DIRECTIVE
Could you write out every record below exactly, leaving out any pictures?

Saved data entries
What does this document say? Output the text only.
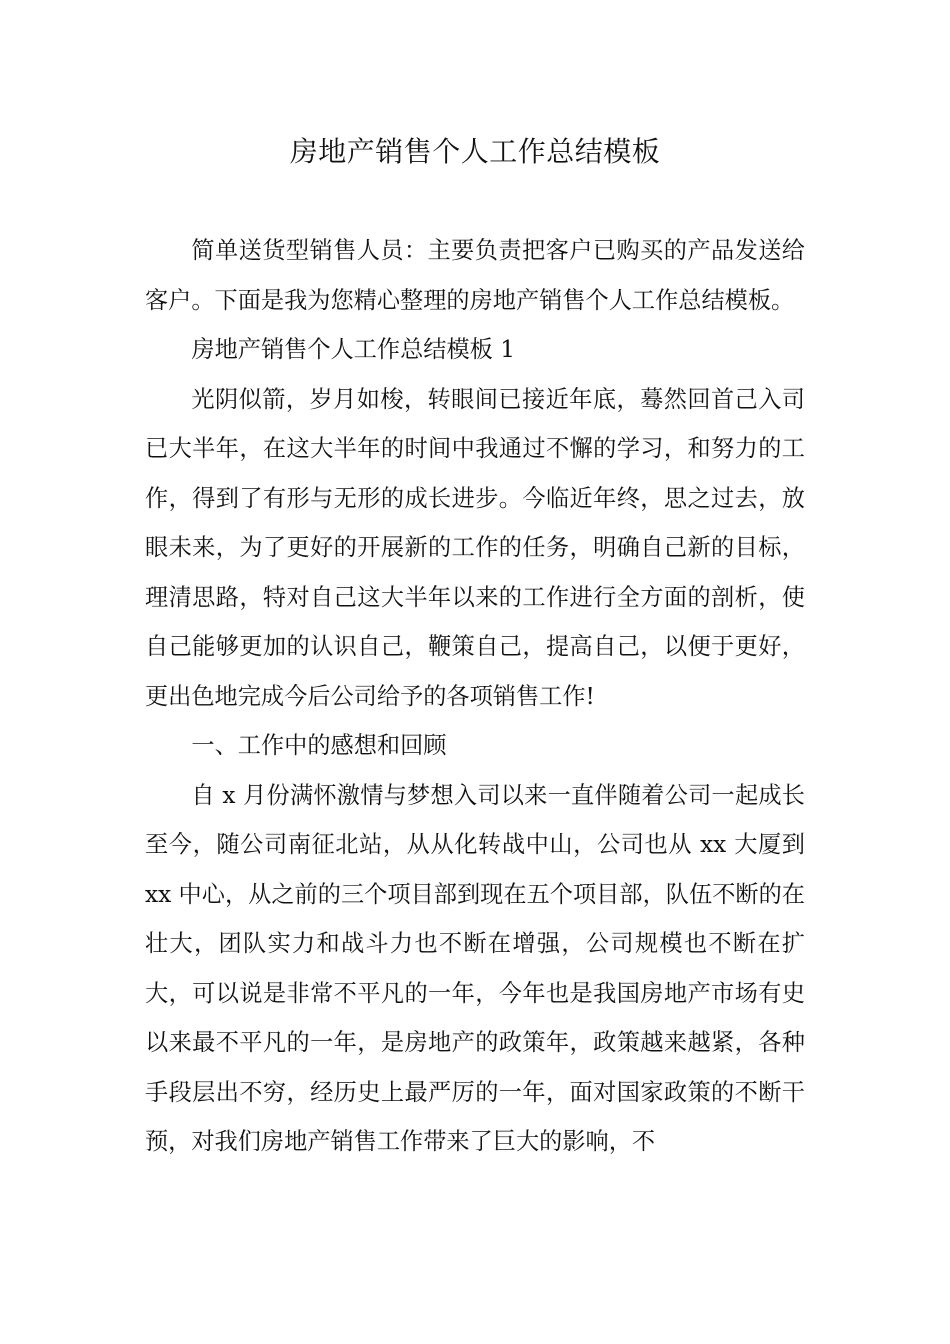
房地产销售个人工作总结模板

简单送货型销售人员：主要负责把客户已购买的产品发送给客户。下面是我为您精心整理的房地产销售个人工作总结模板。

房地产销售个人工作总结模板 1

光阴似箭，岁月如梭，转眼间已接近年底，蓦然回首己入司已大半年，在这大半年的时间中我通过不懈的学习，和努力的工作，得到了有形与无形的成长进步。今临近年终，思之过去，放眼未来，为了更好的开展新的工作的任务，明确自己新的目标，理清思路，特对自己这大半年以来的工作进行全方面的剖析，使自己能够更加的认识自己，鞭策自己，提高自己，以便于更好，更出色地完成今后公司给予的各项销售工作!

一、工作中的感想和回顾

自 x 月份满怀激情与梦想入司以来一直伴随着公司一起成长至今，随公司南征北站，从从化转战中山，公司也从 xx 大厦到 xx 中心，从之前的三个项目部到现在五个项目部，队伍不断的在壮大，团队实力和战斗力也不断在增强，公司规模也不断在扩大，可以说是非常不平凡的一年，今年也是我国房地产市场有史以来最不平凡的一年，是房地产的政策年，政策越来越紧，各种手段层出不穷，经历史上最严厉的一年，面对国家政策的不断干预，对我们房地产销售工作带来了巨大的影响，不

SOLUTION FOR THIS PROBLEM
What does this document say? Output the text only.
房地产销售个人工作总结模板

简单送货型销售人员：主要负责把客户已购买的产品发送给客户。下面是我为您精心整理的房地产销售个人工作总结模板。

房地产销售个人工作总结模板 1

光阴似箭，岁月如梭，转眼间已接近年底，蓦然回首己入司已大半年，在这大半年的时间中我通过不懈的学习，和努力的工作，得到了有形与无形的成长进步。今临近年终，思之过去，放眼未来，为了更好的开展新的工作的任务，明确自己新的目标，理清思路，特对自己这大半年以来的工作进行全方面的剖析，使自己能够更加的认识自己，鞭策自己，提高自己，以便于更好，更出色地完成今后公司给予的各项销售工作!

一、工作中的感想和回顾

自 x 月份满怀激情与梦想入司以来一直伴随着公司一起成长至今，随公司南征北站，从从化转战中山，公司也从 xx 大厦到 xx 中心，从之前的三个项目部到现在五个项目部，队伍不断的在壮大，团队实力和战斗力也不断在增强，公司规模也不断在扩大，可以说是非常不平凡的一年，今年也是我国房地产市场有史以来最不平凡的一年，是房地产的政策年，政策越来越紧，各种手段层出不穷，经历史上最严厉的一年，面对国家政策的不断干预，对我们房地产销售工作带来了巨大的影响，不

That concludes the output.